RECORDS PROVIDED:
* start *
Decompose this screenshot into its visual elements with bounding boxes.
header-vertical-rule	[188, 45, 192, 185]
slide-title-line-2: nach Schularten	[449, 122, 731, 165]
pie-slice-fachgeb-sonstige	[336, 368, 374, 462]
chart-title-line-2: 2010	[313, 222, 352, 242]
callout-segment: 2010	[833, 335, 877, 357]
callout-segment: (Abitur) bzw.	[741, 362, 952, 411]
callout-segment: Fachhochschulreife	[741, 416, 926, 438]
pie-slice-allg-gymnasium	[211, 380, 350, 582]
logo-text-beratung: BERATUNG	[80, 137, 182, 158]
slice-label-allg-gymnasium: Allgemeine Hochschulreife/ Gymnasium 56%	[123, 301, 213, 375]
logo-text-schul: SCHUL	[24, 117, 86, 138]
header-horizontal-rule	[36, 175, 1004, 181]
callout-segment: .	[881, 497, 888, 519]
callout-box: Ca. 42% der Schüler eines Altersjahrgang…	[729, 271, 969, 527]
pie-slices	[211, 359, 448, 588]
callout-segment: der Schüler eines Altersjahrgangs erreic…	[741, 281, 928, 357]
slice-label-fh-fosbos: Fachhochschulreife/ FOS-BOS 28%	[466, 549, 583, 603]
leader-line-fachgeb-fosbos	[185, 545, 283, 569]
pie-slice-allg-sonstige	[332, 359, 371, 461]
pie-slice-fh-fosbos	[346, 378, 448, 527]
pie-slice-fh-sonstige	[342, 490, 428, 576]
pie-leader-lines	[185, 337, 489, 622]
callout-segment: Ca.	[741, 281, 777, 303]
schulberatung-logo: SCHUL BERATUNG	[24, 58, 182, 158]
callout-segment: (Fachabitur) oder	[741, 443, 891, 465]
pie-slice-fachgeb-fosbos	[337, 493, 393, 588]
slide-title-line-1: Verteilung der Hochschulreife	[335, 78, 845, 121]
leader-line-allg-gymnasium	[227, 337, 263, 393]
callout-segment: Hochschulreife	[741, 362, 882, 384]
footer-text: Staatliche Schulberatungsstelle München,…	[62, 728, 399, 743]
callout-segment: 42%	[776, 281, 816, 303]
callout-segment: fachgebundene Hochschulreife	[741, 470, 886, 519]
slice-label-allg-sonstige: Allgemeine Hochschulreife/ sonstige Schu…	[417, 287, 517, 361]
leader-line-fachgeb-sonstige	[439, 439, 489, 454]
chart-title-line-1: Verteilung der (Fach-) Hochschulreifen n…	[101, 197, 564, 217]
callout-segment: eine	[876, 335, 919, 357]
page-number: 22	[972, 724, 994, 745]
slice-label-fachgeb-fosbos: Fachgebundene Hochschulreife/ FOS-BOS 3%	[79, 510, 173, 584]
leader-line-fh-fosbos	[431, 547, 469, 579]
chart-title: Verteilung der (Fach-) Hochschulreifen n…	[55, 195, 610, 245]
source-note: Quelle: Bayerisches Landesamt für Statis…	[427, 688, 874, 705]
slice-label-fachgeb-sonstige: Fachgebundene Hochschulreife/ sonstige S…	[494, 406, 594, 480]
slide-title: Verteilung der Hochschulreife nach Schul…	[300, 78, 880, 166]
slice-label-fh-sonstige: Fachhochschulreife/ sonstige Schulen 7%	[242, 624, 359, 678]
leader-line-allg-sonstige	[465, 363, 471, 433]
* end *
SHORT TASK:
Copy all of the lines above word for word.

SOLUTION:
Decompose this screenshot into its visual elements with bounding boxes.
header-vertical-rule	[188, 45, 192, 185]
slide-title-line-2: nach Schularten	[449, 122, 731, 165]
pie-slice-fachgeb-sonstige	[336, 368, 374, 462]
chart-title-line-2: 2010	[313, 222, 352, 242]
callout-segment: 2010	[833, 335, 877, 357]
callout-segment: (Abitur) bzw.	[741, 362, 952, 411]
callout-segment: Fachhochschulreife	[741, 416, 926, 438]
pie-slice-allg-gymnasium	[211, 380, 350, 582]
logo-text-beratung: BERATUNG	[80, 137, 182, 158]
slice-label-allg-gymnasium: Allgemeine Hochschulreife/ Gymnasium 56%	[123, 301, 213, 375]
logo-text-schul: SCHUL	[24, 117, 86, 138]
header-horizontal-rule	[36, 175, 1004, 181]
callout-segment: .	[881, 497, 888, 519]
callout-box: Ca. 42% der Schüler eines Altersjahrgang…	[729, 271, 969, 527]
pie-slices	[211, 359, 448, 588]
callout-segment: der Schüler eines Altersjahrgangs erreic…	[741, 281, 928, 357]
slice-label-fh-fosbos: Fachhochschulreife/ FOS-BOS 28%	[466, 549, 583, 603]
leader-line-fachgeb-fosbos	[185, 545, 283, 569]
pie-slice-allg-sonstige	[332, 359, 371, 461]
pie-slice-fh-fosbos	[346, 378, 448, 527]
pie-slice-fh-sonstige	[342, 490, 428, 576]
pie-leader-lines	[185, 337, 489, 622]
callout-segment: Ca.	[741, 281, 777, 303]
schulberatung-logo: SCHUL BERATUNG	[24, 58, 182, 158]
callout-segment: (Fachabitur) oder	[741, 443, 891, 465]
pie-slice-fachgeb-fosbos	[337, 493, 393, 588]
slide-title-line-1: Verteilung der Hochschulreife	[335, 78, 845, 121]
leader-line-allg-gymnasium	[227, 337, 263, 393]
callout-segment: Hochschulreife	[741, 362, 882, 384]
footer-text: Staatliche Schulberatungsstelle München,…	[62, 728, 399, 743]
callout-segment: 42%	[776, 281, 816, 303]
callout-segment: fachgebundene Hochschulreife	[741, 470, 886, 519]
slice-label-allg-sonstige: Allgemeine Hochschulreife/ sonstige Schu…	[417, 287, 517, 361]
leader-line-fachgeb-sonstige	[439, 439, 489, 454]
chart-title-line-1: Verteilung der (Fach-) Hochschulreifen n…	[101, 197, 564, 217]
callout-segment: eine	[876, 335, 919, 357]
page-number: 22	[972, 724, 994, 745]
slice-label-fachgeb-fosbos: Fachgebundene Hochschulreife/ FOS-BOS 3%	[79, 510, 173, 584]
leader-line-fh-fosbos	[431, 547, 469, 579]
chart-title: Verteilung der (Fach-) Hochschulreifen n…	[55, 195, 610, 245]
source-note: Quelle: Bayerisches Landesamt für Statis…	[427, 688, 874, 705]
slice-label-fachgeb-sonstige: Fachgebundene Hochschulreife/ sonstige S…	[494, 406, 594, 480]
slide-title: Verteilung der Hochschulreife nach Schul…	[300, 78, 880, 166]
slice-label-fh-sonstige: Fachhochschulreife/ sonstige Schulen 7%	[242, 624, 359, 678]
leader-line-allg-sonstige	[465, 363, 471, 433]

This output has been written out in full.